◆ **Set task**:
Without the pictures, copy the entries below word for word.

■ ■ ■

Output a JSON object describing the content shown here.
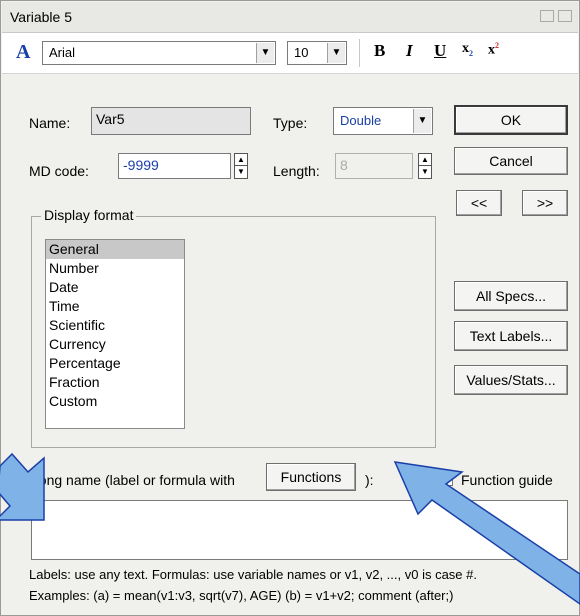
{
  "window": {
    "title": "Variable 5"
  },
  "toolbar": {
    "font_icon": "A",
    "font_name": "Arial",
    "font_size": "10",
    "bold": "B",
    "italic": "I",
    "underline": "U",
    "subscript": "x",
    "subscript_mark": "2",
    "superscript": "x",
    "superscript_mark": "2"
  },
  "form": {
    "name_label": "Name:",
    "name_value": "Var5",
    "type_label": "Type:",
    "type_value": "Double",
    "md_label": "MD code:",
    "md_value": "-9999",
    "length_label": "Length:",
    "length_value": "8"
  },
  "buttons": {
    "ok": "OK",
    "cancel": "Cancel",
    "prev": "<<",
    "next": ">>",
    "all_specs": "All Specs...",
    "text_labels": "Text Labels...",
    "values_stats": "Values/Stats...",
    "functions": "Functions"
  },
  "display_format": {
    "title": "Display format",
    "items": [
      "General",
      "Number",
      "Date",
      "Time",
      "Scientific",
      "Currency",
      "Percentage",
      "Fraction",
      "Custom"
    ],
    "selected": "General"
  },
  "long_name": {
    "label": "Long name (label or formula with",
    "label_end": "):",
    "function_guide": "Function guide",
    "value": ""
  },
  "help": {
    "line1": "Labels: use any text.  Formulas: use variable names or v1, v2, ..., v0 is case #.",
    "line2": "Examples:   (a) = mean(v1:v3, sqrt(v7), AGE)   (b) = v1+v2; comment (after;)"
  },
  "colors": {
    "accent_arrow": "#7fb2e6",
    "selection": "#c8c8c8",
    "type_text": "#1a3fa8"
  }
}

■ ■ ■

◆ **Task output**:
Output a JSON object describing the content shown here.
{
  "window": {
    "title": "Variable 5"
  },
  "toolbar": {
    "font_icon": "A",
    "font_name": "Arial",
    "font_size": "10",
    "bold": "B",
    "italic": "I",
    "underline": "U",
    "subscript": "x",
    "subscript_mark": "2",
    "superscript": "x",
    "superscript_mark": "2"
  },
  "form": {
    "name_label": "Name:",
    "name_value": "Var5",
    "type_label": "Type:",
    "type_value": "Double",
    "md_label": "MD code:",
    "md_value": "-9999",
    "length_label": "Length:",
    "length_value": "8"
  },
  "buttons": {
    "ok": "OK",
    "cancel": "Cancel",
    "prev": "<<",
    "next": ">>",
    "all_specs": "All Specs...",
    "text_labels": "Text Labels...",
    "values_stats": "Values/Stats...",
    "functions": "Functions"
  },
  "display_format": {
    "title": "Display format",
    "items": [
      "General",
      "Number",
      "Date",
      "Time",
      "Scientific",
      "Currency",
      "Percentage",
      "Fraction",
      "Custom"
    ],
    "selected": "General"
  },
  "long_name": {
    "label": "Long name (label or formula with",
    "label_end": "):",
    "function_guide": "Function guide",
    "value": ""
  },
  "help": {
    "line1": "Labels: use any text.  Formulas: use variable names or v1, v2, ..., v0 is case #.",
    "line2": "Examples:   (a) = mean(v1:v3, sqrt(v7), AGE)   (b) = v1+v2; comment (after;)"
  },
  "colors": {
    "accent_arrow": "#7fb2e6",
    "selection": "#c8c8c8",
    "type_text": "#1a3fa8"
  }
}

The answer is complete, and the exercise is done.